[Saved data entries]
╔══
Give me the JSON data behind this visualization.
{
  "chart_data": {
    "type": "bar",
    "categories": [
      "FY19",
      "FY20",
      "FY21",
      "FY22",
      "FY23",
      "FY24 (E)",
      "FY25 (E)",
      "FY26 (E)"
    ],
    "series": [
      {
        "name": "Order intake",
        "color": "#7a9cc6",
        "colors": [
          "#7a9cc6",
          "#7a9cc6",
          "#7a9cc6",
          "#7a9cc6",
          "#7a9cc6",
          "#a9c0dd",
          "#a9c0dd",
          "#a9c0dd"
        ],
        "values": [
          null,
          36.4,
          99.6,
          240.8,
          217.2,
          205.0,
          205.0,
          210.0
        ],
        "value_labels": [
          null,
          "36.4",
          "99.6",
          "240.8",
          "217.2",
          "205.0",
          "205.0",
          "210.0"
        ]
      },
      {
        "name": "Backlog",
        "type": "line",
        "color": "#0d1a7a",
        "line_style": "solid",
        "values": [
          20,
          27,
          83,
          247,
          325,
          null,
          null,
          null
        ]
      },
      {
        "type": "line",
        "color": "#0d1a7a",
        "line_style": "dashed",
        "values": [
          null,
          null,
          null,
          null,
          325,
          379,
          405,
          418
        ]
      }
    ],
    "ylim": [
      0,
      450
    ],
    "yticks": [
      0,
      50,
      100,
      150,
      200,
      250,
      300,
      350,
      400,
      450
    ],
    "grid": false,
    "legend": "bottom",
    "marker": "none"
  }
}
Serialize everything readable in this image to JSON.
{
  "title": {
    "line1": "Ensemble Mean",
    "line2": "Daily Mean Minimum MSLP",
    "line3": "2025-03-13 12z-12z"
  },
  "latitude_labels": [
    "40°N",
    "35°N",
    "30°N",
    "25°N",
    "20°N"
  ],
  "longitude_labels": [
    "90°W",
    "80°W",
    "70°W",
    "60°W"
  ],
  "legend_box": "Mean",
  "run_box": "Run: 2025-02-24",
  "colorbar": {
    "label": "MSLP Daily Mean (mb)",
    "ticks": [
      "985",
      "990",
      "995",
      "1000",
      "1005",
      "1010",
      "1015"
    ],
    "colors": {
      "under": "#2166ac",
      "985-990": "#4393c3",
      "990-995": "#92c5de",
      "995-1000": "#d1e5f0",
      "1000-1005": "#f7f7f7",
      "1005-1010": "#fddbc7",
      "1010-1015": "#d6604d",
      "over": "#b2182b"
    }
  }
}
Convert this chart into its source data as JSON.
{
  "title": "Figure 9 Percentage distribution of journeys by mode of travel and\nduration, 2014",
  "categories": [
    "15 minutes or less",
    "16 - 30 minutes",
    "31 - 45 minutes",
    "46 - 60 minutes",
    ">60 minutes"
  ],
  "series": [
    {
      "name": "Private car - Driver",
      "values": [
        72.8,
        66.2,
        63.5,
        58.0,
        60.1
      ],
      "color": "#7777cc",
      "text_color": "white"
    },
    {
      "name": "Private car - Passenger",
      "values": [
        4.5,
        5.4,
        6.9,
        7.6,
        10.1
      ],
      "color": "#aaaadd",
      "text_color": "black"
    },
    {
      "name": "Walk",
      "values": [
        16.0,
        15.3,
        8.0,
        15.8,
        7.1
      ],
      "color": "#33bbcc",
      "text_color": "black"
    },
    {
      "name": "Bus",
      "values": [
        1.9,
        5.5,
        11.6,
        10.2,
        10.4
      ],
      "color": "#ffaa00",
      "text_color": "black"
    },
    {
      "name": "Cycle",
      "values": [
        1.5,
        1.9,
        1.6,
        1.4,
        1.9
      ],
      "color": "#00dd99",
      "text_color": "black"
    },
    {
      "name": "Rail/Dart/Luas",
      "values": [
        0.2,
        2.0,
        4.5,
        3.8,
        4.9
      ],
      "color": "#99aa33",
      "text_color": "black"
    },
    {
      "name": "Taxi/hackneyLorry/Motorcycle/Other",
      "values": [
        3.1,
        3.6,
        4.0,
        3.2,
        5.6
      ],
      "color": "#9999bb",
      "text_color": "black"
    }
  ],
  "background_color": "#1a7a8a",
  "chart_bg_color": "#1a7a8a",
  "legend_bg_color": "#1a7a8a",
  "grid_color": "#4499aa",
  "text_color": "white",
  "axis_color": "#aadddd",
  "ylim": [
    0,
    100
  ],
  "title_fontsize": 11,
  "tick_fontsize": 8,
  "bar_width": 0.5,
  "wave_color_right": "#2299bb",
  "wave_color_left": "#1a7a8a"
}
╚══
● EXERCISE
Your task is to reproduce the whole listing exactly.

● SOLUTION TO THE EXERCISE
Give me the JSON data behind this visualization.
{
  "chart_data": {
    "type": "bar",
    "categories": [
      "FY19",
      "FY20",
      "FY21",
      "FY22",
      "FY23",
      "FY24 (E)",
      "FY25 (E)",
      "FY26 (E)"
    ],
    "series": [
      {
        "name": "Order intake",
        "color": "#7a9cc6",
        "colors": [
          "#7a9cc6",
          "#7a9cc6",
          "#7a9cc6",
          "#7a9cc6",
          "#7a9cc6",
          "#a9c0dd",
          "#a9c0dd",
          "#a9c0dd"
        ],
        "values": [
          null,
          36.4,
          99.6,
          240.8,
          217.2,
          205.0,
          205.0,
          210.0
        ],
        "value_labels": [
          null,
          "36.4",
          "99.6",
          "240.8",
          "217.2",
          "205.0",
          "205.0",
          "210.0"
        ]
      },
      {
        "name": "Backlog",
        "type": "line",
        "color": "#0d1a7a",
        "line_style": "solid",
        "values": [
          20,
          27,
          83,
          247,
          325,
          null,
          null,
          null
        ]
      },
      {
        "type": "line",
        "color": "#0d1a7a",
        "line_style": "dashed",
        "values": [
          null,
          null,
          null,
          null,
          325,
          379,
          405,
          418
        ]
      }
    ],
    "ylim": [
      0,
      450
    ],
    "yticks": [
      0,
      50,
      100,
      150,
      200,
      250,
      300,
      350,
      400,
      450
    ],
    "grid": false,
    "legend": "bottom",
    "marker": "none"
  }
}
Serialize everything readable in this image to JSON.
{
  "title": {
    "line1": "Ensemble Mean",
    "line2": "Daily Mean Minimum MSLP",
    "line3": "2025-03-13 12z-12z"
  },
  "latitude_labels": [
    "40°N",
    "35°N",
    "30°N",
    "25°N",
    "20°N"
  ],
  "longitude_labels": [
    "90°W",
    "80°W",
    "70°W",
    "60°W"
  ],
  "legend_box": "Mean",
  "run_box": "Run: 2025-02-24",
  "colorbar": {
    "label": "MSLP Daily Mean (mb)",
    "ticks": [
      "985",
      "990",
      "995",
      "1000",
      "1005",
      "1010",
      "1015"
    ],
    "colors": {
      "under": "#2166ac",
      "985-990": "#4393c3",
      "990-995": "#92c5de",
      "995-1000": "#d1e5f0",
      "1000-1005": "#f7f7f7",
      "1005-1010": "#fddbc7",
      "1010-1015": "#d6604d",
      "over": "#b2182b"
    }
  }
}
Convert this chart into its source data as JSON.
{
  "title": "Figure 9 Percentage distribution of journeys by mode of travel and\nduration, 2014",
  "categories": [
    "15 minutes or less",
    "16 - 30 minutes",
    "31 - 45 minutes",
    "46 - 60 minutes",
    ">60 minutes"
  ],
  "series": [
    {
      "name": "Private car - Driver",
      "values": [
        72.8,
        66.2,
        63.5,
        58.0,
        60.1
      ],
      "color": "#7777cc",
      "text_color": "white"
    },
    {
      "name": "Private car - Passenger",
      "values": [
        4.5,
        5.4,
        6.9,
        7.6,
        10.1
      ],
      "color": "#aaaadd",
      "text_color": "black"
    },
    {
      "name": "Walk",
      "values": [
        16.0,
        15.3,
        8.0,
        15.8,
        7.1
      ],
      "color": "#33bbcc",
      "text_color": "black"
    },
    {
      "name": "Bus",
      "values": [
        1.9,
        5.5,
        11.6,
        10.2,
        10.4
      ],
      "color": "#ffaa00",
      "text_color": "black"
    },
    {
      "name": "Cycle",
      "values": [
        1.5,
        1.9,
        1.6,
        1.4,
        1.9
      ],
      "color": "#00dd99",
      "text_color": "black"
    },
    {
      "name": "Rail/Dart/Luas",
      "values": [
        0.2,
        2.0,
        4.5,
        3.8,
        4.9
      ],
      "color": "#99aa33",
      "text_color": "black"
    },
    {
      "name": "Taxi/hackneyLorry/Motorcycle/Other",
      "values": [
        3.1,
        3.6,
        4.0,
        3.2,
        5.6
      ],
      "color": "#9999bb",
      "text_color": "black"
    }
  ],
  "background_color": "#1a7a8a",
  "chart_bg_color": "#1a7a8a",
  "legend_bg_color": "#1a7a8a",
  "grid_color": "#4499aa",
  "text_color": "white",
  "axis_color": "#aadddd",
  "ylim": [
    0,
    100
  ],
  "title_fontsize": 11,
  "tick_fontsize": 8,
  "bar_width": 0.5,
  "wave_color_right": "#2299bb",
  "wave_color_left": "#1a7a8a"
}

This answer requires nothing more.